Aim of the task: In the ASN filtering excerpt, what is named as a low-risk starting point for egress ASN filtering?

Document excerpt:
==========

Integrating ASN Filtering into Incident Response
During an active incident, ASN data should be one of the first enrichments applied to attacker IP addresses. The workflow looks like this:
- Identify attacker IP addresses from logs, alerts, or threat intelligence.
- Query ASN attribution for each IP using Team Cymru, bgpview, or your SIEM enrichment pipeline.
- Cross-reference identified ASNs against threat intelligence feeds and abuse databases.
- If the ASN shows consistent malicious use with low legitimate traffic relevance, escalate to a temporary block at the firewall or WAF level.
- Document the block with the justification, ASN, affected prefix ranges, and expected review date.
- Monitor for attacker pivoting to new ASNs and repeat the process.
This workflow formalizes what the financial firm in the opening scenario eventually discovered through trial and error. Making it a documented procedure means the first instinct during a credential stuffing or scanning campaign is to look at the ASN layer, not just the IP layer.
Thinking About Egress, Not Just Ingress
Most teams apply ASN filtering to inbound traffic, but egress filtering on ASNs provides significant defensive value for detecting compromised internal hosts. Ransomware operators and RAT implants like JanelaRAT establish outbound connections to command-and-control infrastructure. That infrastructure lives in ASNs. Blocking egress to high-risk ASNs at the network perimeter prevents beaconing, data exfiltration, and command receipt even when the specific C2 IP is unknown.
Implementing egress ASN filtering requires knowing your expected outbound traffic patterns. Build a baseline of which ASNs your internal systems legitimately communicate with, including SaaS providers, update services, cloud resources, and business partner networks. Anything outside that baseline warrants scrutiny. Applying egress filtering to Spamhaus DROP list ASNs is a low-risk starting point since those ASNs have no legitimate reason to receive traffic from your environment.
What Good Looks Like in Practice
A mature ASN filtering program has several characteristics. The ASN intelligence data refreshes automatically on a regular schedule. Firewall and WAF rules are structured around named ASN objects rather than raw CIDR lists, making them readable and auditable. The SIEM enriches every inbound connection log with source ASN and ASN reputation data. There is a documented tiering model that specifies what action to take for each risk tier. Incident response procedures explicitly include ASN analysis as an early step. And there is a business exception process that allows legitimate traffic from flagged ASNs to be accommodated without dismantling the entire control.

==========

Dataset entries:
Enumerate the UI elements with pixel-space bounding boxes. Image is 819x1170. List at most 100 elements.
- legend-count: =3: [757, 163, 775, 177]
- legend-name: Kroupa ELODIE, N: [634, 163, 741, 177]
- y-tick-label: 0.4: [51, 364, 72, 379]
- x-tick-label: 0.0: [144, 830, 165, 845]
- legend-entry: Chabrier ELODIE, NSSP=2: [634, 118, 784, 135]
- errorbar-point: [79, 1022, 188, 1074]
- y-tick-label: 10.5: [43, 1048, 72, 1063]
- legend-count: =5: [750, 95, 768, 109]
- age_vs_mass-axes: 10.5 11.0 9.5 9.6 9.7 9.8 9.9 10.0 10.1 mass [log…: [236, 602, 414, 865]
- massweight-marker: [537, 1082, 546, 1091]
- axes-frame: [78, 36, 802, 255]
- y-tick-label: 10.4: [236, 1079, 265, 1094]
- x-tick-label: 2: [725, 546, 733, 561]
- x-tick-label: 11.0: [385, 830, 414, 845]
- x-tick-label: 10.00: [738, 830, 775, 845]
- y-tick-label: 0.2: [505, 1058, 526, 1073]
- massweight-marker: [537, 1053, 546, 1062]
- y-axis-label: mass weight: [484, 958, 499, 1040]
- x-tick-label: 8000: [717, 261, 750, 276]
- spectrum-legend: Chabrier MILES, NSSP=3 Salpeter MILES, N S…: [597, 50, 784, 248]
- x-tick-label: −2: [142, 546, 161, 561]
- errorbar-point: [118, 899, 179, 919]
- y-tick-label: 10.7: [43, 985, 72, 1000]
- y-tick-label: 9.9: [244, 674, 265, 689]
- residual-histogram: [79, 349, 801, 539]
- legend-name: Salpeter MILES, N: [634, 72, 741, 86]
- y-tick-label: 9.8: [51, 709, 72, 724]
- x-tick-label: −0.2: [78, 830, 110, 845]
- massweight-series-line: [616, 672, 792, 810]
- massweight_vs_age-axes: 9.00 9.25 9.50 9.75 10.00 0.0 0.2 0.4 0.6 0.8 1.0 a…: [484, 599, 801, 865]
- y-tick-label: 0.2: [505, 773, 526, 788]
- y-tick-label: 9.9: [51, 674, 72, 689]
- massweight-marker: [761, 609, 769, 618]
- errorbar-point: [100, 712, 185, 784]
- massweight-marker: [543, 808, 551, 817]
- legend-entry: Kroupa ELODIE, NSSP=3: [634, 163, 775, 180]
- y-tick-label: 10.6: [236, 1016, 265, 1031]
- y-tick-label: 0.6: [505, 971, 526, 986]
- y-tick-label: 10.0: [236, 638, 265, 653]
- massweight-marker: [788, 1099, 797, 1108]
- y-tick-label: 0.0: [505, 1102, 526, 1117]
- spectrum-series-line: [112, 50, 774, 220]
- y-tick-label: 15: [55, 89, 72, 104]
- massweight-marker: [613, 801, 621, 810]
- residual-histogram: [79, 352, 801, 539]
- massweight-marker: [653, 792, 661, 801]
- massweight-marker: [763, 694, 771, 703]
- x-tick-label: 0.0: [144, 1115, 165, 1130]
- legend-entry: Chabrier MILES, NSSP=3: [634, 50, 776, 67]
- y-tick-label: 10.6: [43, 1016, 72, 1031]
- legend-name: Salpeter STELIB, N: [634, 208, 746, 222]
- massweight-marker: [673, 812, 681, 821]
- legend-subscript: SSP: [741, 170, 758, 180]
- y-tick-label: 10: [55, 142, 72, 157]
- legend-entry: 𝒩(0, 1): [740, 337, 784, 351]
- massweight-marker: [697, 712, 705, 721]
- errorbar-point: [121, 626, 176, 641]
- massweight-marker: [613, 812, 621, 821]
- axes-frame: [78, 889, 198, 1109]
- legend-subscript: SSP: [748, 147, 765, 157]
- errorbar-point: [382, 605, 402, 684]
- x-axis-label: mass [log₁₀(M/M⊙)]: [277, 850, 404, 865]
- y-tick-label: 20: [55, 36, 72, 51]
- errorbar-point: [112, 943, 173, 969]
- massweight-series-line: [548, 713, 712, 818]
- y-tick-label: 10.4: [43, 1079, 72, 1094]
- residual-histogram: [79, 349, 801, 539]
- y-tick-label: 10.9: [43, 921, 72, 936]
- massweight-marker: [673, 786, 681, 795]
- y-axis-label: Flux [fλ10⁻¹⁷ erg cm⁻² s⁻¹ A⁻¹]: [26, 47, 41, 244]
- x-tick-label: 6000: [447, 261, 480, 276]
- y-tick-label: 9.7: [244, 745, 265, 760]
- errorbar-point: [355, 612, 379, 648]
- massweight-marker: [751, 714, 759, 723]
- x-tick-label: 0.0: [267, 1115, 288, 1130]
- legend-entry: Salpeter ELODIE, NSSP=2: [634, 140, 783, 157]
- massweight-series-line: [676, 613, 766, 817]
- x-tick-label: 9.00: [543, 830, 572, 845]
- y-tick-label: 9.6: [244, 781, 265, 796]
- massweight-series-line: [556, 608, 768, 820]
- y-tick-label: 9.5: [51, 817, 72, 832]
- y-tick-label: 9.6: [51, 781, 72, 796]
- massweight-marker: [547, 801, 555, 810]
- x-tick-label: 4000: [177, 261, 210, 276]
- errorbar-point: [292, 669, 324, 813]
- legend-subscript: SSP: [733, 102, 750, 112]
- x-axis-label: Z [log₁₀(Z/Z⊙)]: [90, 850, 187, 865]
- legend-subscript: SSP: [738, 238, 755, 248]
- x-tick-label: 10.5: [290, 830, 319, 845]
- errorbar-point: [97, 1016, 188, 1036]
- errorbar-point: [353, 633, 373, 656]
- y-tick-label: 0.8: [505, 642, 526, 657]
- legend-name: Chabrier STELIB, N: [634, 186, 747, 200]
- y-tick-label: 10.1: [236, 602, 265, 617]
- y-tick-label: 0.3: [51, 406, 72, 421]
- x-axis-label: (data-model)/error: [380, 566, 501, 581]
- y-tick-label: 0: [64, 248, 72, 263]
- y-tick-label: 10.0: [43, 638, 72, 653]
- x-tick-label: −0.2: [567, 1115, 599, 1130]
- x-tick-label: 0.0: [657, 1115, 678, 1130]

==========

Your response: Applying egress filtering to Spamhaus DROP list ASNs.